TASK TO CARRY OUT >> Set down the full listing exactly, character for character.

DATASET ENTRIES >>
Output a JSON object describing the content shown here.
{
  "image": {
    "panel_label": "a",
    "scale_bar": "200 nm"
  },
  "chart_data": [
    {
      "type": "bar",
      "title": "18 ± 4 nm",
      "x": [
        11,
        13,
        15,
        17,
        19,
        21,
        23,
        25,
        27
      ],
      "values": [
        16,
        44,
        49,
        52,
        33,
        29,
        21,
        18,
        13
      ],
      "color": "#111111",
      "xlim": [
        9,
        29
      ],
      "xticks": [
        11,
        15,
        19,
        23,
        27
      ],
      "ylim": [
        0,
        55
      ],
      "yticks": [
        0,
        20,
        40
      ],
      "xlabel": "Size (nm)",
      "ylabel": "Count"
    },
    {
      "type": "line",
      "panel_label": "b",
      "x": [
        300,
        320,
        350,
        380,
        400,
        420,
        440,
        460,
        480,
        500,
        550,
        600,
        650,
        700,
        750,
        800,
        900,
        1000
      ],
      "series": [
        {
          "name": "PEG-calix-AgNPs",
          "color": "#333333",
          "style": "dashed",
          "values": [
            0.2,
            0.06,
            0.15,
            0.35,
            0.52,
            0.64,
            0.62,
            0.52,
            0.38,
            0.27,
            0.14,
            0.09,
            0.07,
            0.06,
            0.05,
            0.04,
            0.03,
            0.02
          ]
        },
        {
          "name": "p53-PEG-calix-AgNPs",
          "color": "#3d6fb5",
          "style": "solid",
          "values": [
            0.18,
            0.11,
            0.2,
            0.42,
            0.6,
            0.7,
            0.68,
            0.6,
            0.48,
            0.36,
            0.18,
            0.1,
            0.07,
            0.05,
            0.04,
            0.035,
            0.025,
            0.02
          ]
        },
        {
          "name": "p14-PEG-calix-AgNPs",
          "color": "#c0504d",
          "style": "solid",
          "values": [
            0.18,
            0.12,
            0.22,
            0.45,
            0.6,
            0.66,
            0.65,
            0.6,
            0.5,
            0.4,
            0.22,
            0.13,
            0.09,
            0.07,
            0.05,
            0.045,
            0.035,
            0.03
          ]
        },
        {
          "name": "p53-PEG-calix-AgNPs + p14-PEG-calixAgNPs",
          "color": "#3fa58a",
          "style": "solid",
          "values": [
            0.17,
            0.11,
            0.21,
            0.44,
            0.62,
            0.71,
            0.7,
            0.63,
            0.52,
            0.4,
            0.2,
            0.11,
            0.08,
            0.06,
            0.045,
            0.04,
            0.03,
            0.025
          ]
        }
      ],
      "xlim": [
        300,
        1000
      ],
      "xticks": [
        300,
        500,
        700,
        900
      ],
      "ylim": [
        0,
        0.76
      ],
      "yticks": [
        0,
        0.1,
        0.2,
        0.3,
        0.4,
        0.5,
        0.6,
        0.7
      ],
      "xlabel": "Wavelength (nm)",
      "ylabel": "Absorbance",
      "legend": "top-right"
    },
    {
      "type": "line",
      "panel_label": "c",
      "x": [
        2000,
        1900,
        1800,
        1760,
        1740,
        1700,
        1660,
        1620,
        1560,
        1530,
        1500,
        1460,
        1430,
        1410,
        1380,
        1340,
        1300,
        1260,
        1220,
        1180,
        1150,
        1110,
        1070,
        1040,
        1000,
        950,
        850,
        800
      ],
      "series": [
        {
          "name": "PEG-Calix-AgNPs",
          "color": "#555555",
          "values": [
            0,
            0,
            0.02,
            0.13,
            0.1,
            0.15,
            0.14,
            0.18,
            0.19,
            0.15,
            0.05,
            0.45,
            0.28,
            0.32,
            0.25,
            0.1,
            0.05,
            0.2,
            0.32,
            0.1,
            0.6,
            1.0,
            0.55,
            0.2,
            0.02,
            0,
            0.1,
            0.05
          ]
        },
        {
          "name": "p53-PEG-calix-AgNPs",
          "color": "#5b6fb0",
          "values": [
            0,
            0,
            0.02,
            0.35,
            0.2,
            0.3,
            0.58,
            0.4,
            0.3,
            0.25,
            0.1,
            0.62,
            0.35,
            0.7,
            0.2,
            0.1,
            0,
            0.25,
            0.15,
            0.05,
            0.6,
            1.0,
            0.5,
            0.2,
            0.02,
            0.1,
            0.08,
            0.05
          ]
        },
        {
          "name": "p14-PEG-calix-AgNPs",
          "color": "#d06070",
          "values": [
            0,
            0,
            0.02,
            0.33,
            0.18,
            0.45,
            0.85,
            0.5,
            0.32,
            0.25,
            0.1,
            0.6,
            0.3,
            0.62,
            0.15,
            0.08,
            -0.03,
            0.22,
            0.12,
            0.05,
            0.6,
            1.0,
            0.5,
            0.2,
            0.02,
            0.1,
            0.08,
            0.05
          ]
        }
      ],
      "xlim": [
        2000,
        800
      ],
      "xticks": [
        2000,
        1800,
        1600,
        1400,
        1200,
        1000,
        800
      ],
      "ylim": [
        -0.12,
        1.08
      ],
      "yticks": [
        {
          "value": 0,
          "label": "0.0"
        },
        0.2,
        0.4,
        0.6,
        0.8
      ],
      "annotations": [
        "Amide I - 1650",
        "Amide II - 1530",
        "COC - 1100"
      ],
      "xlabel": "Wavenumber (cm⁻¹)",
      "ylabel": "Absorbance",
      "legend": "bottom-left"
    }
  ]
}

RESULT FOR THIS EXERCISE >>
Output a JSON object describing the content shown here.
{
  "image": {
    "panel_label": "a",
    "scale_bar": "200 nm"
  },
  "chart_data": [
    {
      "type": "bar",
      "title": "18 ± 4 nm",
      "x": [
        11,
        13,
        15,
        17,
        19,
        21,
        23,
        25,
        27
      ],
      "values": [
        16,
        44,
        49,
        52,
        33,
        29,
        21,
        18,
        13
      ],
      "color": "#111111",
      "xlim": [
        9,
        29
      ],
      "xticks": [
        11,
        15,
        19,
        23,
        27
      ],
      "ylim": [
        0,
        55
      ],
      "yticks": [
        0,
        20,
        40
      ],
      "xlabel": "Size (nm)",
      "ylabel": "Count"
    },
    {
      "type": "line",
      "panel_label": "b",
      "x": [
        300,
        320,
        350,
        380,
        400,
        420,
        440,
        460,
        480,
        500,
        550,
        600,
        650,
        700,
        750,
        800,
        900,
        1000
      ],
      "series": [
        {
          "name": "PEG-calix-AgNPs",
          "color": "#333333",
          "style": "dashed",
          "values": [
            0.2,
            0.06,
            0.15,
            0.35,
            0.52,
            0.64,
            0.62,
            0.52,
            0.38,
            0.27,
            0.14,
            0.09,
            0.07,
            0.06,
            0.05,
            0.04,
            0.03,
            0.02
          ]
        },
        {
          "name": "p53-PEG-calix-AgNPs",
          "color": "#3d6fb5",
          "style": "solid",
          "values": [
            0.18,
            0.11,
            0.2,
            0.42,
            0.6,
            0.7,
            0.68,
            0.6,
            0.48,
            0.36,
            0.18,
            0.1,
            0.07,
            0.05,
            0.04,
            0.035,
            0.025,
            0.02
          ]
        },
        {
          "name": "p14-PEG-calix-AgNPs",
          "color": "#c0504d",
          "style": "solid",
          "values": [
            0.18,
            0.12,
            0.22,
            0.45,
            0.6,
            0.66,
            0.65,
            0.6,
            0.5,
            0.4,
            0.22,
            0.13,
            0.09,
            0.07,
            0.05,
            0.045,
            0.035,
            0.03
          ]
        },
        {
          "name": "p53-PEG-calix-AgNPs + p14-PEG-calixAgNPs",
          "color": "#3fa58a",
          "style": "solid",
          "values": [
            0.17,
            0.11,
            0.21,
            0.44,
            0.62,
            0.71,
            0.7,
            0.63,
            0.52,
            0.4,
            0.2,
            0.11,
            0.08,
            0.06,
            0.045,
            0.04,
            0.03,
            0.025
          ]
        }
      ],
      "xlim": [
        300,
        1000
      ],
      "xticks": [
        300,
        500,
        700,
        900
      ],
      "ylim": [
        0,
        0.76
      ],
      "yticks": [
        0,
        0.1,
        0.2,
        0.3,
        0.4,
        0.5,
        0.6,
        0.7
      ],
      "xlabel": "Wavelength (nm)",
      "ylabel": "Absorbance",
      "legend": "top-right"
    },
    {
      "type": "line",
      "panel_label": "c",
      "x": [
        2000,
        1900,
        1800,
        1760,
        1740,
        1700,
        1660,
        1620,
        1560,
        1530,
        1500,
        1460,
        1430,
        1410,
        1380,
        1340,
        1300,
        1260,
        1220,
        1180,
        1150,
        1110,
        1070,
        1040,
        1000,
        950,
        850,
        800
      ],
      "series": [
        {
          "name": "PEG-Calix-AgNPs",
          "color": "#555555",
          "values": [
            0,
            0,
            0.02,
            0.13,
            0.1,
            0.15,
            0.14,
            0.18,
            0.19,
            0.15,
            0.05,
            0.45,
            0.28,
            0.32,
            0.25,
            0.1,
            0.05,
            0.2,
            0.32,
            0.1,
            0.6,
            1.0,
            0.55,
            0.2,
            0.02,
            0,
            0.1,
            0.05
          ]
        },
        {
          "name": "p53-PEG-calix-AgNPs",
          "color": "#5b6fb0",
          "values": [
            0,
            0,
            0.02,
            0.35,
            0.2,
            0.3,
            0.58,
            0.4,
            0.3,
            0.25,
            0.1,
            0.62,
            0.35,
            0.7,
            0.2,
            0.1,
            0,
            0.25,
            0.15,
            0.05,
            0.6,
            1.0,
            0.5,
            0.2,
            0.02,
            0.1,
            0.08,
            0.05
          ]
        },
        {
          "name": "p14-PEG-calix-AgNPs",
          "color": "#d06070",
          "values": [
            0,
            0,
            0.02,
            0.33,
            0.18,
            0.45,
            0.85,
            0.5,
            0.32,
            0.25,
            0.1,
            0.6,
            0.3,
            0.62,
            0.15,
            0.08,
            -0.03,
            0.22,
            0.12,
            0.05,
            0.6,
            1.0,
            0.5,
            0.2,
            0.02,
            0.1,
            0.08,
            0.05
          ]
        }
      ],
      "xlim": [
        2000,
        800
      ],
      "xticks": [
        2000,
        1800,
        1600,
        1400,
        1200,
        1000,
        800
      ],
      "ylim": [
        -0.12,
        1.08
      ],
      "yticks": [
        {
          "value": 0,
          "label": "0.0"
        },
        0.2,
        0.4,
        0.6,
        0.8
      ],
      "annotations": [
        "Amide I - 1650",
        "Amide II - 1530",
        "COC - 1100"
      ],
      "xlabel": "Wavenumber (cm⁻¹)",
      "ylabel": "Absorbance",
      "legend": "bottom-left"
    }
  ]
}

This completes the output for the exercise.